> **Task objective**:
Collect every line of the records below that contains the word "this".

(Records from a data collection)
•••
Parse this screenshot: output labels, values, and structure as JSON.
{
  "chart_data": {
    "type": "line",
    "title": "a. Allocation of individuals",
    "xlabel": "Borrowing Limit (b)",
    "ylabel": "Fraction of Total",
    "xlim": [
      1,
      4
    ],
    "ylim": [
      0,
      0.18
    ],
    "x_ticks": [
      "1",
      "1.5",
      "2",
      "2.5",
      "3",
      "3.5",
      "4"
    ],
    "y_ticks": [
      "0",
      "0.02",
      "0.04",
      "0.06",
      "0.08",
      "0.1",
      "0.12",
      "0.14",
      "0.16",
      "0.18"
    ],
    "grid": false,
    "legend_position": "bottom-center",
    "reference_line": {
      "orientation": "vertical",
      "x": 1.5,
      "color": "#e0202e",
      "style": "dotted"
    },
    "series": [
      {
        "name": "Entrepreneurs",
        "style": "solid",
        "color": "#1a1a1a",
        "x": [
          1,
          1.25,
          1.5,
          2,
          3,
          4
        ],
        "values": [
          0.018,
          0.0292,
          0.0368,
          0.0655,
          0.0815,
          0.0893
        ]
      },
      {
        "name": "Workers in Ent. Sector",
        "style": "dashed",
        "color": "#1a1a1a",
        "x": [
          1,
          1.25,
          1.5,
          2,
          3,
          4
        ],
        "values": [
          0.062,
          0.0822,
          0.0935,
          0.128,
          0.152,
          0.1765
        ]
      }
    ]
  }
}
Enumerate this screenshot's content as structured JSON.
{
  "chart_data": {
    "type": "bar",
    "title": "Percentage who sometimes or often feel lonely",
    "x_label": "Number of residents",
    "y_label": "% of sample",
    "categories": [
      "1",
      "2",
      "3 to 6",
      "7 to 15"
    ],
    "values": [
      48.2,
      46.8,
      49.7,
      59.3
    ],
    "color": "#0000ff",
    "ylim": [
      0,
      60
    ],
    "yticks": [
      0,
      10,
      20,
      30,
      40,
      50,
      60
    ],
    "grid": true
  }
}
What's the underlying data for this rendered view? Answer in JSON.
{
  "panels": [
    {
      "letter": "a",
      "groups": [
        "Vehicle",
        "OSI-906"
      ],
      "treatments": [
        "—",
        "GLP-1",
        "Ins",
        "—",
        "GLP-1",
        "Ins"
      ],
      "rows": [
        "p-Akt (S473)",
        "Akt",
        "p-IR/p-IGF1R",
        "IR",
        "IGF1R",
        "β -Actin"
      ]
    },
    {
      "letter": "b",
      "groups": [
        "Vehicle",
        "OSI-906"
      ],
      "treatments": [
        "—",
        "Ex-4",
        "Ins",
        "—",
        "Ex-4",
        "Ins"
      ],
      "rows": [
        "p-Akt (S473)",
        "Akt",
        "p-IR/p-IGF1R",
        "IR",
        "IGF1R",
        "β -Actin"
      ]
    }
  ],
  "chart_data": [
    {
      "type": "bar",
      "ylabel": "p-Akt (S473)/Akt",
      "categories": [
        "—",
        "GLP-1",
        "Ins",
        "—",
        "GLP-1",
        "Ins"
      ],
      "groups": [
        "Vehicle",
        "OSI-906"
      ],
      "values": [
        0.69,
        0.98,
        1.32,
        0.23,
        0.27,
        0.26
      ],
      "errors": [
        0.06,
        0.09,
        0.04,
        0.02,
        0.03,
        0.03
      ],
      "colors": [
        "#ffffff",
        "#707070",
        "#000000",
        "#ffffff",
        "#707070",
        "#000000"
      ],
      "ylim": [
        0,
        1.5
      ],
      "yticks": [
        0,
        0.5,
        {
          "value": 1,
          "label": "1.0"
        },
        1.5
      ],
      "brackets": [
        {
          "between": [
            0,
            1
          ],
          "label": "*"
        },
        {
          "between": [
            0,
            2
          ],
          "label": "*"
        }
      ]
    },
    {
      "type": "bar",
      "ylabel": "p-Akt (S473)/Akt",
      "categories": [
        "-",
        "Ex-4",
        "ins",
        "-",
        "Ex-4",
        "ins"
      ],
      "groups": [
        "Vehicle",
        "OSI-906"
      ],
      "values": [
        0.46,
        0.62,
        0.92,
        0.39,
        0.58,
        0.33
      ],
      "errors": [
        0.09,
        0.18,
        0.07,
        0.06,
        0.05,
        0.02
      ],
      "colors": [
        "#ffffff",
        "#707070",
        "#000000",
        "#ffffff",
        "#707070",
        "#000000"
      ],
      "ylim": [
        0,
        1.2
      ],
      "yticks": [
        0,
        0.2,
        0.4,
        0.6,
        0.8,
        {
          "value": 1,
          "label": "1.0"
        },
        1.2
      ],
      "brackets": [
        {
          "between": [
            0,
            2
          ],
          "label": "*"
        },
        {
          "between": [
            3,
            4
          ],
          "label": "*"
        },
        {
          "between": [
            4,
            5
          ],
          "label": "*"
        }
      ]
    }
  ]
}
•••
> **Answer in full**:
Parse this screenshot: output labels, values, and structure as JSON.
Enumerate this screenshot's content as structured JSON.
What's the underlying data for this rendered view? Answer in JSON.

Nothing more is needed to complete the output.